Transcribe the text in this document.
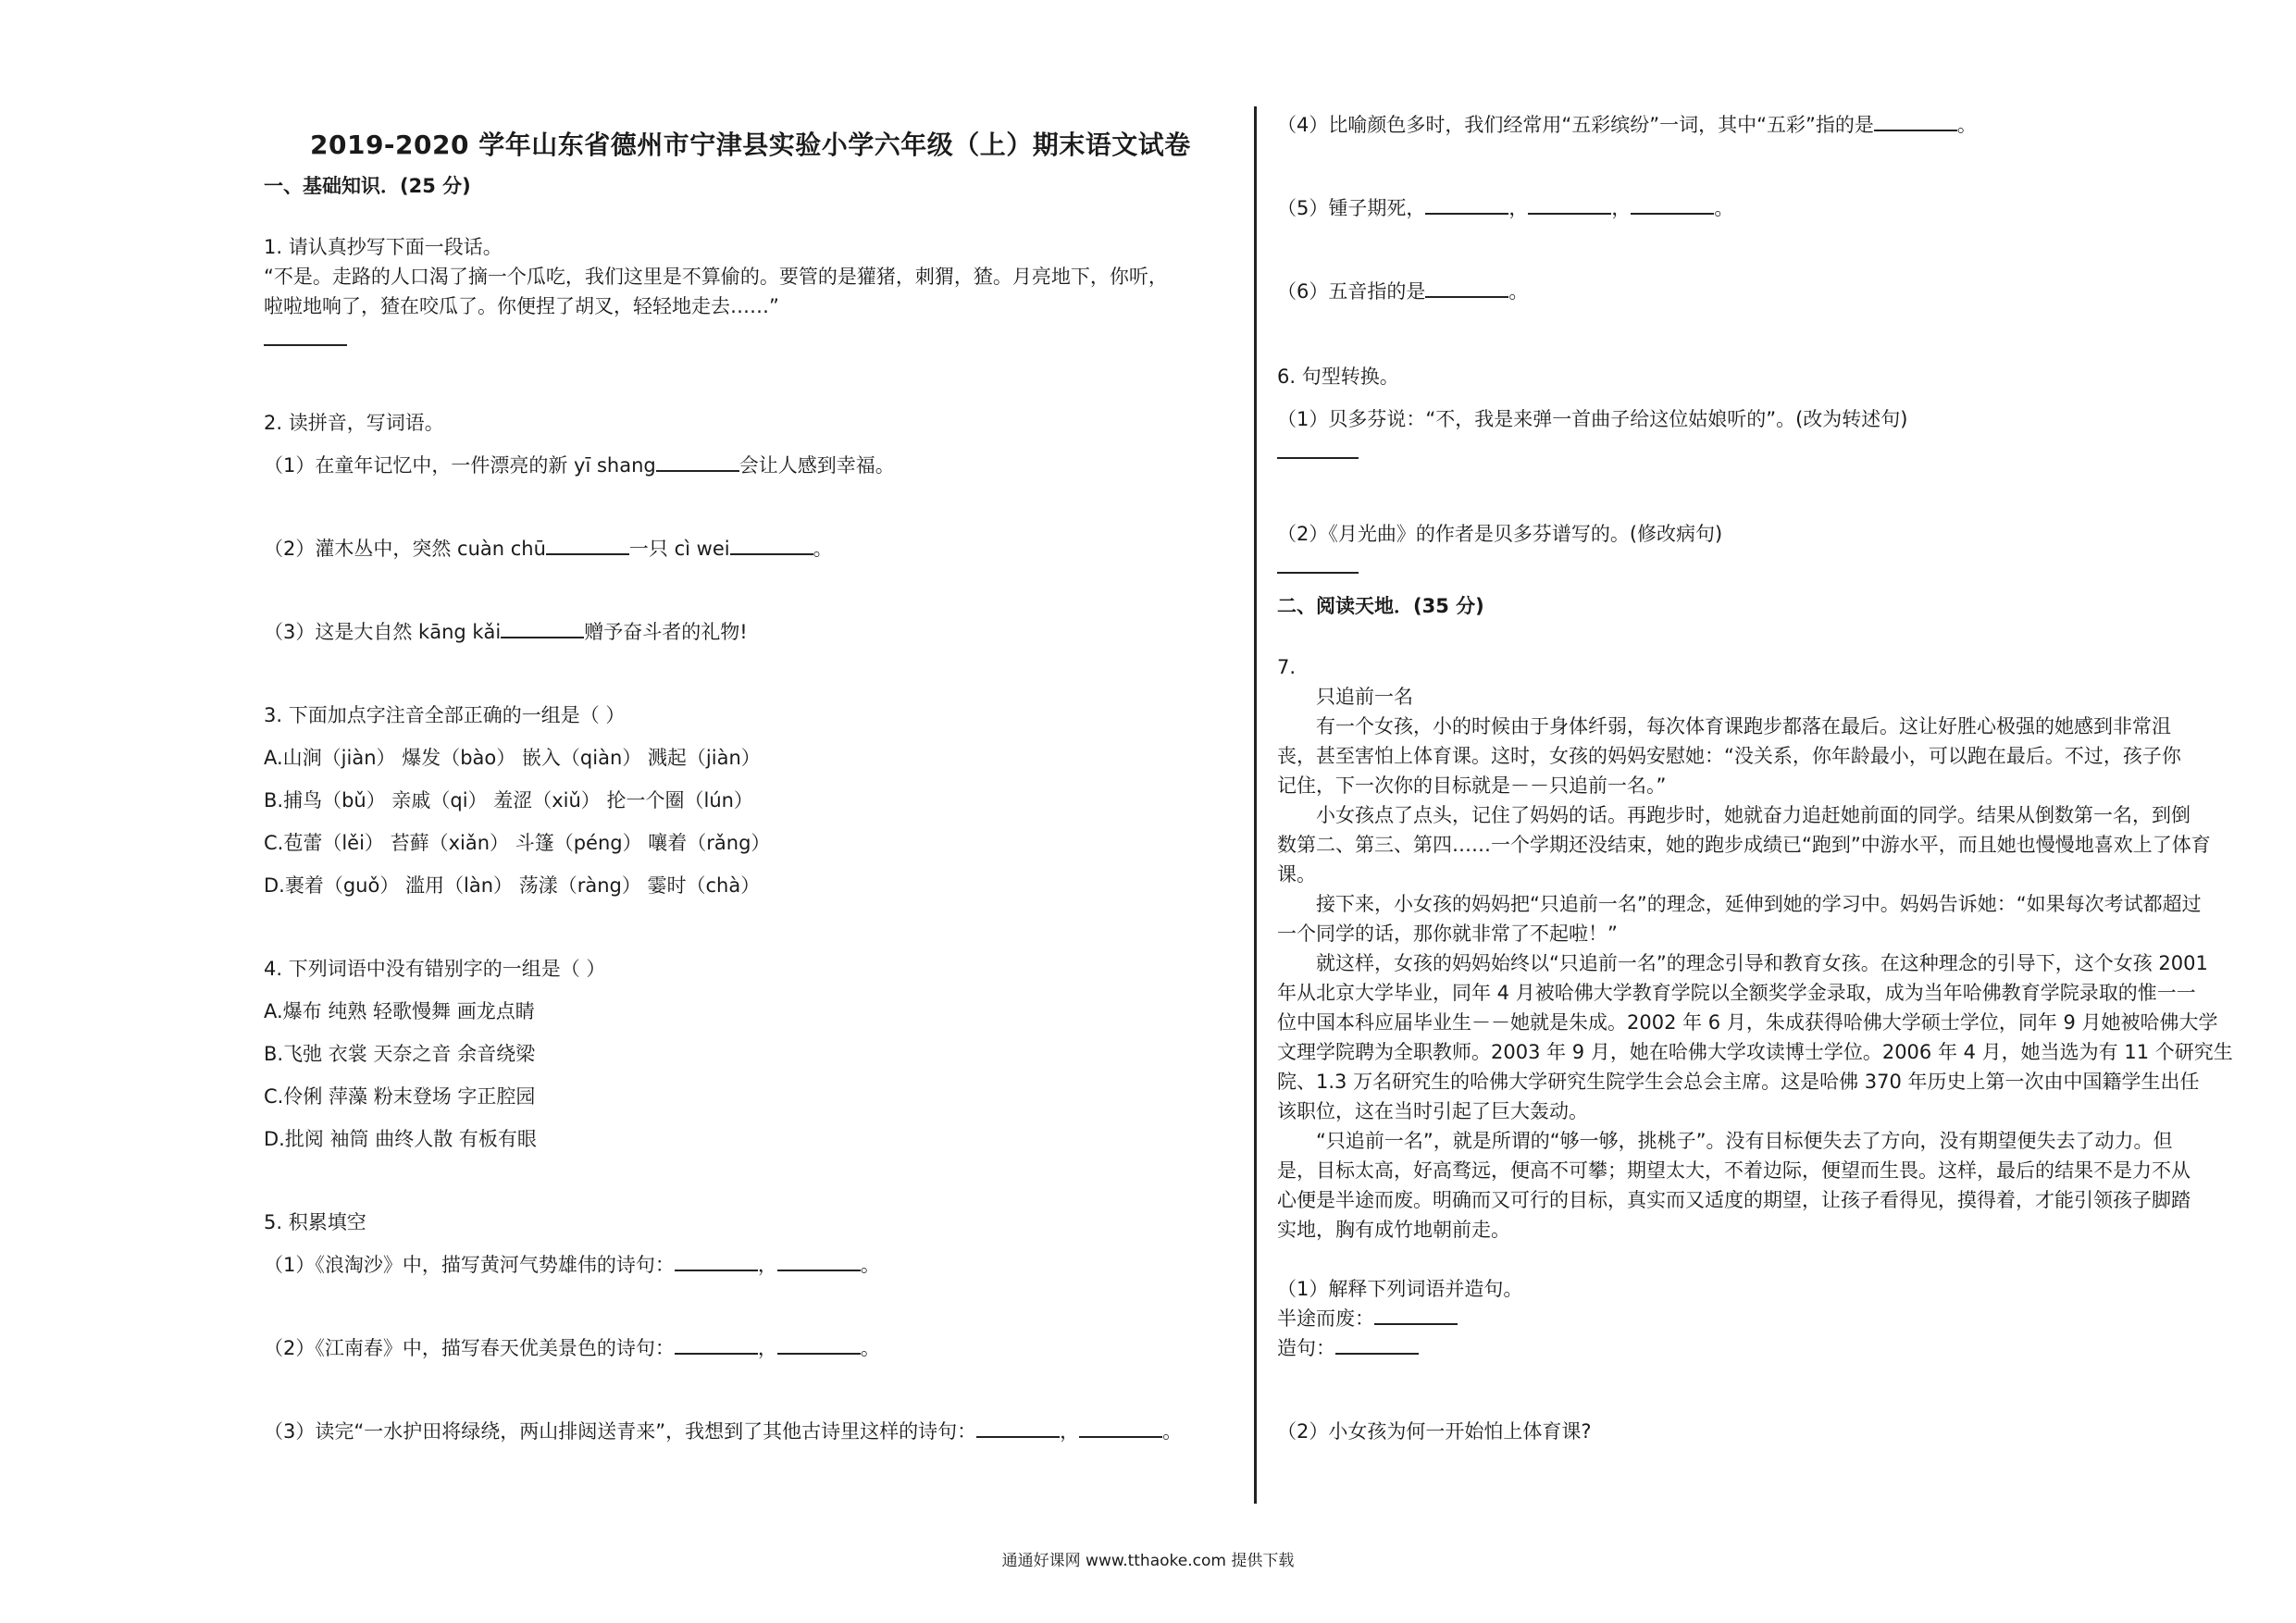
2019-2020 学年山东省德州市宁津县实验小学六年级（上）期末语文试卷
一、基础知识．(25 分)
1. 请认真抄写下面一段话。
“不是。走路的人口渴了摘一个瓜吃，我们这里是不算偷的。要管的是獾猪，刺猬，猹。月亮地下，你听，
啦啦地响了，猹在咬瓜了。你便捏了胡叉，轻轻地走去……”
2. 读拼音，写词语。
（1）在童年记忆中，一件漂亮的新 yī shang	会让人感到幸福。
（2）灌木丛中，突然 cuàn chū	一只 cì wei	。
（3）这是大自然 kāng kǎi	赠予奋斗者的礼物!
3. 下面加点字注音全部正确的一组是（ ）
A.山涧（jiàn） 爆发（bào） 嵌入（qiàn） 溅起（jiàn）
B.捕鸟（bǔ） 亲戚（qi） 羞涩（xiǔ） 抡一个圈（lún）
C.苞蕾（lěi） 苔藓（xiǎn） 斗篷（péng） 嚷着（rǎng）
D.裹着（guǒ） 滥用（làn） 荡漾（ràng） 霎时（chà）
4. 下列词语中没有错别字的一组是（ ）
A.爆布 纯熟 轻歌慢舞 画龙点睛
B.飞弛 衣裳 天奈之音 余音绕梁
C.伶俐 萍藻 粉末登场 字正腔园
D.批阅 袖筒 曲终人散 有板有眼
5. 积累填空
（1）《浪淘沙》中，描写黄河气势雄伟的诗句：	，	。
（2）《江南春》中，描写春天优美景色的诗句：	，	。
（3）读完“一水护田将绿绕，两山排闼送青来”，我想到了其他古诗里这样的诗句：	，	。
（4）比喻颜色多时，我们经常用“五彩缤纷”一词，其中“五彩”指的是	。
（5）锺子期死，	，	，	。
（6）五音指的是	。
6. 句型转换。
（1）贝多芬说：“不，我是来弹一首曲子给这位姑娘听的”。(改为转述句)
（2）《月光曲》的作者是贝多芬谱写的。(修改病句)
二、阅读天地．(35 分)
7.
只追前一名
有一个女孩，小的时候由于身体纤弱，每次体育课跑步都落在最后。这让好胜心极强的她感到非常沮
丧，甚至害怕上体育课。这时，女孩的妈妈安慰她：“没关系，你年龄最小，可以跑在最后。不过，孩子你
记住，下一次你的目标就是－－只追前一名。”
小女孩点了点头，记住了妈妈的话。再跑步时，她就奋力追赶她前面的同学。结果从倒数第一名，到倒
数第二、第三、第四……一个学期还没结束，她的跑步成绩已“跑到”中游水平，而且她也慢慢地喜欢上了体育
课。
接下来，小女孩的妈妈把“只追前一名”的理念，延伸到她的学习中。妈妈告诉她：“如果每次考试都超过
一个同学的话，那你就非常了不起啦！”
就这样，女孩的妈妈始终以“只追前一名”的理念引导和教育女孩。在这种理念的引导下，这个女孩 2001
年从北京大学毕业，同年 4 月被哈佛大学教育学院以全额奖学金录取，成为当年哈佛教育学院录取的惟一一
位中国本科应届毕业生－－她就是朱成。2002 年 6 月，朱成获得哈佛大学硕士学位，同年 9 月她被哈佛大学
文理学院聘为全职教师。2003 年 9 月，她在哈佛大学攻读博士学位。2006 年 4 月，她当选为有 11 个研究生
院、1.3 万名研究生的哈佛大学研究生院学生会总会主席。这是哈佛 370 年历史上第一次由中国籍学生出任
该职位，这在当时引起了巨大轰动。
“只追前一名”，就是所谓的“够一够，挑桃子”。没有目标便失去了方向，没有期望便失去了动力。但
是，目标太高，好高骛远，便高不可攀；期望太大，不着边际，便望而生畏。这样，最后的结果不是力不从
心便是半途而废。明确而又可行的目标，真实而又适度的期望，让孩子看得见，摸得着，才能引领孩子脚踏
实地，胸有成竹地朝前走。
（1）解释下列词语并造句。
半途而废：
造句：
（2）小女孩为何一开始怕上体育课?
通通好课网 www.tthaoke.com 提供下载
□ □ □
* [Problem statement]:
A faithful copy of the records above is needed, with the pictures left out.

* [The response]:
Transcribe the text in this document.
2019-2020 学年山东省德州市宁津县实验小学六年级（上）期末语文试卷
一、基础知识．(25 分)
1. 请认真抄写下面一段话。
“不是。走路的人口渴了摘一个瓜吃，我们这里是不算偷的。要管的是獾猪，刺猬，猹。月亮地下，你听，
啦啦地响了，猹在咬瓜了。你便捏了胡叉，轻轻地走去……”
2. 读拼音，写词语。
（1）在童年记忆中，一件漂亮的新 yī shang	会让人感到幸福。
（2）灌木丛中，突然 cuàn chū	一只 cì wei	。
（3）这是大自然 kāng kǎi	赠予奋斗者的礼物!
3. 下面加点字注音全部正确的一组是（ ）
A.山涧（jiàn） 爆发（bào） 嵌入（qiàn） 溅起（jiàn）
B.捕鸟（bǔ） 亲戚（qi） 羞涩（xiǔ） 抡一个圈（lún）
C.苞蕾（lěi） 苔藓（xiǎn） 斗篷（péng） 嚷着（rǎng）
D.裹着（guǒ） 滥用（làn） 荡漾（ràng） 霎时（chà）
4. 下列词语中没有错别字的一组是（ ）
A.爆布 纯熟 轻歌慢舞 画龙点睛
B.飞弛 衣裳 天奈之音 余音绕梁
C.伶俐 萍藻 粉末登场 字正腔园
D.批阅 袖筒 曲终人散 有板有眼
5. 积累填空
（1）《浪淘沙》中，描写黄河气势雄伟的诗句：	，	。
（2）《江南春》中，描写春天优美景色的诗句：	，	。
（3）读完“一水护田将绿绕，两山排闼送青来”，我想到了其他古诗里这样的诗句：	，	。
（4）比喻颜色多时，我们经常用“五彩缤纷”一词，其中“五彩”指的是	。
（5）锺子期死，	，	，	。
（6）五音指的是	。
6. 句型转换。
（1）贝多芬说：“不，我是来弹一首曲子给这位姑娘听的”。(改为转述句)
（2）《月光曲》的作者是贝多芬谱写的。(修改病句)
二、阅读天地．(35 分)
7.
只追前一名
有一个女孩，小的时候由于身体纤弱，每次体育课跑步都落在最后。这让好胜心极强的她感到非常沮
丧，甚至害怕上体育课。这时，女孩的妈妈安慰她：“没关系，你年龄最小，可以跑在最后。不过，孩子你
记住，下一次你的目标就是－－只追前一名。”
小女孩点了点头，记住了妈妈的话。再跑步时，她就奋力追赶她前面的同学。结果从倒数第一名，到倒
数第二、第三、第四……一个学期还没结束，她的跑步成绩已“跑到”中游水平，而且她也慢慢地喜欢上了体育
课。
接下来，小女孩的妈妈把“只追前一名”的理念，延伸到她的学习中。妈妈告诉她：“如果每次考试都超过
一个同学的话，那你就非常了不起啦！”
就这样，女孩的妈妈始终以“只追前一名”的理念引导和教育女孩。在这种理念的引导下，这个女孩 2001
年从北京大学毕业，同年 4 月被哈佛大学教育学院以全额奖学金录取，成为当年哈佛教育学院录取的惟一一
位中国本科应届毕业生－－她就是朱成。2002 年 6 月，朱成获得哈佛大学硕士学位，同年 9 月她被哈佛大学
文理学院聘为全职教师。2003 年 9 月，她在哈佛大学攻读博士学位。2006 年 4 月，她当选为有 11 个研究生
院、1.3 万名研究生的哈佛大学研究生院学生会总会主席。这是哈佛 370 年历史上第一次由中国籍学生出任
该职位，这在当时引起了巨大轰动。
“只追前一名”，就是所谓的“够一够，挑桃子”。没有目标便失去了方向，没有期望便失去了动力。但
是，目标太高，好高骛远，便高不可攀；期望太大，不着边际，便望而生畏。这样，最后的结果不是力不从
心便是半途而废。明确而又可行的目标，真实而又适度的期望，让孩子看得见，摸得着，才能引领孩子脚踏
实地，胸有成竹地朝前走。
（1）解释下列词语并造句。
半途而废：
造句：
（2）小女孩为何一开始怕上体育课?
通通好课网 www.tthaoke.com 提供下载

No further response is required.